§ Exercise directions: Echo the following lines exactly as they stand, omitting the pictures from your answer.
------------------------
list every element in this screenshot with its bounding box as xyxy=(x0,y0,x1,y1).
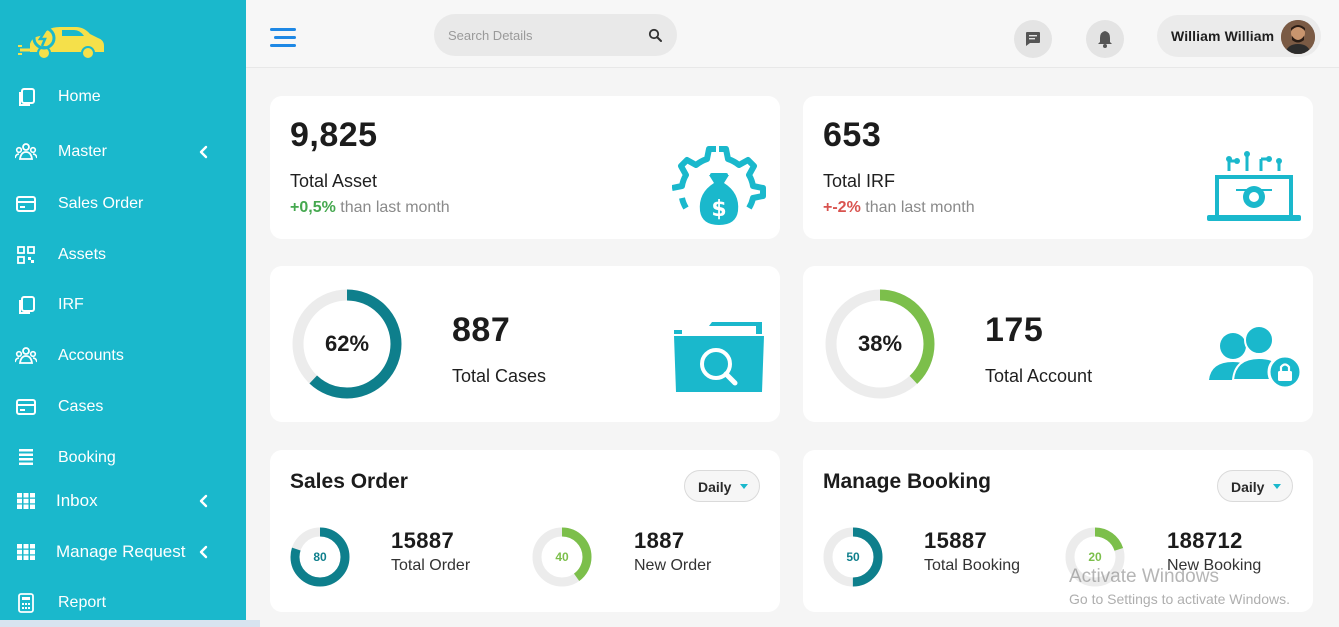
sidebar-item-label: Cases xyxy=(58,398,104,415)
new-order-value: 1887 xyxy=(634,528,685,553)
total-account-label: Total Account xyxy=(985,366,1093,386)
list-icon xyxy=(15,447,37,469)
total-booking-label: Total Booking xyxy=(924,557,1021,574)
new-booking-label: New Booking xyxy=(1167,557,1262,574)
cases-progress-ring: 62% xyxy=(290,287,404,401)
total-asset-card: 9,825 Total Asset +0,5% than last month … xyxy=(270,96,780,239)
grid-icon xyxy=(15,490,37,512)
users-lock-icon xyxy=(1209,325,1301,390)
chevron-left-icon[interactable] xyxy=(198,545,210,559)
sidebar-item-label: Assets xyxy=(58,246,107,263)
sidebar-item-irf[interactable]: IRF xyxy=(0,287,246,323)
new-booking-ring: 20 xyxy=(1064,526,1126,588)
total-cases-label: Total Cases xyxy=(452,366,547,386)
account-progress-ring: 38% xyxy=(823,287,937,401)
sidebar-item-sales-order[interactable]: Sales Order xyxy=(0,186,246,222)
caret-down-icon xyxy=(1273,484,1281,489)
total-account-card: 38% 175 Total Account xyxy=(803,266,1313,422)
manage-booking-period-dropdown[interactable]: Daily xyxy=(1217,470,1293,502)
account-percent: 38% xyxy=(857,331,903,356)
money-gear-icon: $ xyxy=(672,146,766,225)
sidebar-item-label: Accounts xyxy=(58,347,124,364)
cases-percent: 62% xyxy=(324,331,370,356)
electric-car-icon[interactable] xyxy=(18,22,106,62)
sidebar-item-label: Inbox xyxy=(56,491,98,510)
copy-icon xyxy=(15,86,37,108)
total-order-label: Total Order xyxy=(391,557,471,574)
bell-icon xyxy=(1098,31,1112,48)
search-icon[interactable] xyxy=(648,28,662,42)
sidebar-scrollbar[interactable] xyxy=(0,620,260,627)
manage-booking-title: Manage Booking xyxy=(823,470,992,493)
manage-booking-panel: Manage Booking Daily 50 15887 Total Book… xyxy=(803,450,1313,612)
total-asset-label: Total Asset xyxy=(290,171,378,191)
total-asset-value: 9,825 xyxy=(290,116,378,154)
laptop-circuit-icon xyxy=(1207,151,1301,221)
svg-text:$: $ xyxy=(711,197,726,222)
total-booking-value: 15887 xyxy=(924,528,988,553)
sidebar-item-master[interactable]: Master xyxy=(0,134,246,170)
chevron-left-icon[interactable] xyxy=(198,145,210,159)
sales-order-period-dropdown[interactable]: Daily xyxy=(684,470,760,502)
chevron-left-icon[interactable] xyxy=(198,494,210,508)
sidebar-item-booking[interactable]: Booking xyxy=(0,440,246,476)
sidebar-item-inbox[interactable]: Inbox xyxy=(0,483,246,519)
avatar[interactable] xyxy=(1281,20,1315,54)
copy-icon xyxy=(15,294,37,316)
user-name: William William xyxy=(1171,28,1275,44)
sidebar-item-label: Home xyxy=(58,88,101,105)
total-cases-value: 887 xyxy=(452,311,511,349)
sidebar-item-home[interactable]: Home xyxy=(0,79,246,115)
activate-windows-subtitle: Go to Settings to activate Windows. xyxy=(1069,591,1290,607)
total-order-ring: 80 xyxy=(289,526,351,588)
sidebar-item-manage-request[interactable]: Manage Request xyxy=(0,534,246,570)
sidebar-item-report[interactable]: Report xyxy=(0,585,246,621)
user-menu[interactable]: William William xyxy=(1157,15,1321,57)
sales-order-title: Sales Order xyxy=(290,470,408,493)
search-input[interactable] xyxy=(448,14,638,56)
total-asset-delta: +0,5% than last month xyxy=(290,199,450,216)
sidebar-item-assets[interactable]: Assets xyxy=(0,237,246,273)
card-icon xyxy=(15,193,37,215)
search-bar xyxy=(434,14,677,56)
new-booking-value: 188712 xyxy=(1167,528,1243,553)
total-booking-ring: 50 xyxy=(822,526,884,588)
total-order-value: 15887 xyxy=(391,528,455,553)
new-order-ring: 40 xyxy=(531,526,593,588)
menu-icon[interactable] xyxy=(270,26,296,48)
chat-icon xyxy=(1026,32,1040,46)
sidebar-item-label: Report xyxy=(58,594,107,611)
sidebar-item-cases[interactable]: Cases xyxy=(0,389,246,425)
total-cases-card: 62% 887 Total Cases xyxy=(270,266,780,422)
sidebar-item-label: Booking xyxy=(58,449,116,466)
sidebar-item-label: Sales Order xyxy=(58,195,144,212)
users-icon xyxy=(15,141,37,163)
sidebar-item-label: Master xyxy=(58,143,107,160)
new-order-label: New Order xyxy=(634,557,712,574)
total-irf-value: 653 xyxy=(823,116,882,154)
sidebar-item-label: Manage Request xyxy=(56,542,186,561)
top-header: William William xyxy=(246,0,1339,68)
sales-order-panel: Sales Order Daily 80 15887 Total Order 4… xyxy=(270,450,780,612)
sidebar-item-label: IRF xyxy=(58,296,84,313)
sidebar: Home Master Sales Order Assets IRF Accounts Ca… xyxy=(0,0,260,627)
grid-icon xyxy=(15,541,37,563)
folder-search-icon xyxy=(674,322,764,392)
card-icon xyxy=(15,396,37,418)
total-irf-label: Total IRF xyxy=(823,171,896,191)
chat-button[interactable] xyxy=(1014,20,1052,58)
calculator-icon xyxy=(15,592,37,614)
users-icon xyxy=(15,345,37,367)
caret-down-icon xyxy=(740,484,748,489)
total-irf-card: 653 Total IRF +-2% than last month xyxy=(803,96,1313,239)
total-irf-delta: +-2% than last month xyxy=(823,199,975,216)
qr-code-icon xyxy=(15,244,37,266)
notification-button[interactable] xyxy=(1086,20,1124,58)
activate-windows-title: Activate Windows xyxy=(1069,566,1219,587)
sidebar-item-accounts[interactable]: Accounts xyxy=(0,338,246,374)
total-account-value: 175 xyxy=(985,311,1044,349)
------------------------
§ Solution for this problem:
list every element in this screenshot with its bounding box as xyxy=(x0,y0,x1,y1).
sidebar-item-label: Cases xyxy=(58,398,104,415)
new-order-value: 1887 xyxy=(634,528,685,553)
total-account-label: Total Account xyxy=(985,366,1093,386)
list-icon xyxy=(15,447,37,469)
total-booking-label: Total Booking xyxy=(924,557,1021,574)
new-booking-label: New Booking xyxy=(1167,557,1262,574)
cases-progress-ring: 62% xyxy=(290,287,404,401)
total-asset-card: 9,825 Total Asset +0,5% than last month … xyxy=(270,96,780,239)
grid-icon xyxy=(15,490,37,512)
users-lock-icon xyxy=(1209,325,1301,390)
chevron-left-icon[interactable] xyxy=(198,545,210,559)
sidebar-item-label: Assets xyxy=(58,246,107,263)
sidebar-item-irf[interactable]: IRF xyxy=(0,287,246,323)
new-booking-ring: 20 xyxy=(1064,526,1126,588)
total-cases-label: Total Cases xyxy=(452,366,547,386)
account-progress-ring: 38% xyxy=(823,287,937,401)
sidebar-item-sales-order[interactable]: Sales Order xyxy=(0,186,246,222)
caret-down-icon xyxy=(1273,484,1281,489)
total-account-card: 38% 175 Total Account xyxy=(803,266,1313,422)
manage-booking-period-dropdown[interactable]: Daily xyxy=(1217,470,1293,502)
account-percent: 38% xyxy=(857,331,903,356)
money-gear-icon: $ xyxy=(672,146,766,225)
sidebar-item-label: Accounts xyxy=(58,347,124,364)
cases-percent: 62% xyxy=(324,331,370,356)
electric-car-icon[interactable] xyxy=(18,22,106,62)
sidebar-item-label: Inbox xyxy=(56,491,98,510)
copy-icon xyxy=(15,86,37,108)
total-order-label: Total Order xyxy=(391,557,471,574)
bell-icon xyxy=(1098,31,1112,48)
search-icon[interactable] xyxy=(648,28,662,42)
sidebar-scrollbar[interactable] xyxy=(0,620,260,627)
manage-booking-title: Manage Booking xyxy=(823,470,992,493)
manage-booking-panel: Manage Booking Daily 50 15887 Total Book… xyxy=(803,450,1313,612)
total-asset-label: Total Asset xyxy=(290,171,378,191)
total-asset-value: 9,825 xyxy=(290,116,378,154)
laptop-circuit-icon xyxy=(1207,151,1301,221)
svg-text:$: $ xyxy=(711,197,726,222)
total-booking-value: 15887 xyxy=(924,528,988,553)
sidebar-item-master[interactable]: Master xyxy=(0,134,246,170)
chevron-left-icon[interactable] xyxy=(198,145,210,159)
sales-order-period-dropdown[interactable]: Daily xyxy=(684,470,760,502)
chevron-left-icon[interactable] xyxy=(198,494,210,508)
sidebar-item-booking[interactable]: Booking xyxy=(0,440,246,476)
sidebar-item-inbox[interactable]: Inbox xyxy=(0,483,246,519)
avatar[interactable] xyxy=(1281,20,1315,54)
copy-icon xyxy=(15,294,37,316)
user-name: William William xyxy=(1171,28,1275,44)
sidebar-item-label: Home xyxy=(58,88,101,105)
total-cases-value: 887 xyxy=(452,311,511,349)
sidebar-item-home[interactable]: Home xyxy=(0,79,246,115)
activate-windows-subtitle: Go to Settings to activate Windows. xyxy=(1069,591,1290,607)
total-order-ring: 80 xyxy=(289,526,351,588)
sidebar-item-manage-request[interactable]: Manage Request xyxy=(0,534,246,570)
sidebar-item-report[interactable]: Report xyxy=(0,585,246,621)
user-menu[interactable]: William William xyxy=(1157,15,1321,57)
sales-order-title: Sales Order xyxy=(290,470,408,493)
search-input[interactable] xyxy=(448,14,638,56)
total-asset-delta: +0,5% than last month xyxy=(290,199,450,216)
sidebar-item-assets[interactable]: Assets xyxy=(0,237,246,273)
card-icon xyxy=(15,193,37,215)
search-bar xyxy=(434,14,677,56)
new-booking-value: 188712 xyxy=(1167,528,1243,553)
total-booking-ring: 50 xyxy=(822,526,884,588)
total-order-value: 15887 xyxy=(391,528,455,553)
new-order-ring: 40 xyxy=(531,526,593,588)
menu-icon[interactable] xyxy=(270,26,296,48)
chat-icon xyxy=(1026,32,1040,46)
sidebar-item-label: Report xyxy=(58,594,107,611)
sidebar-item-cases[interactable]: Cases xyxy=(0,389,246,425)
total-cases-card: 62% 887 Total Cases xyxy=(270,266,780,422)
sidebar-item-label: Booking xyxy=(58,449,116,466)
sidebar-item-label: Sales Order xyxy=(58,195,144,212)
users-icon xyxy=(15,141,37,163)
sidebar-item-label: Master xyxy=(58,143,107,160)
new-order-label: New Order xyxy=(634,557,712,574)
total-irf-value: 653 xyxy=(823,116,882,154)
sidebar-item-label: Manage Request xyxy=(56,542,186,561)
top-header: William William xyxy=(246,0,1339,68)
sales-order-panel: Sales Order Daily 80 15887 Total Order 4… xyxy=(270,450,780,612)
sidebar-item-label: IRF xyxy=(58,296,84,313)
sidebar: Home Master Sales Order Assets IRF Accounts Ca… xyxy=(0,0,260,627)
grid-icon xyxy=(15,541,37,563)
folder-search-icon xyxy=(674,322,764,392)
card-icon xyxy=(15,396,37,418)
total-irf-label: Total IRF xyxy=(823,171,896,191)
chat-button[interactable] xyxy=(1014,20,1052,58)
calculator-icon xyxy=(15,592,37,614)
users-icon xyxy=(15,345,37,367)
caret-down-icon xyxy=(740,484,748,489)
total-irf-card: 653 Total IRF +-2% than last month xyxy=(803,96,1313,239)
total-irf-delta: +-2% than last month xyxy=(823,199,975,216)
qr-code-icon xyxy=(15,244,37,266)
notification-button[interactable] xyxy=(1086,20,1124,58)
activate-windows-title: Activate Windows xyxy=(1069,566,1219,587)
sidebar-item-accounts[interactable]: Accounts xyxy=(0,338,246,374)
total-account-value: 175 xyxy=(985,311,1044,349)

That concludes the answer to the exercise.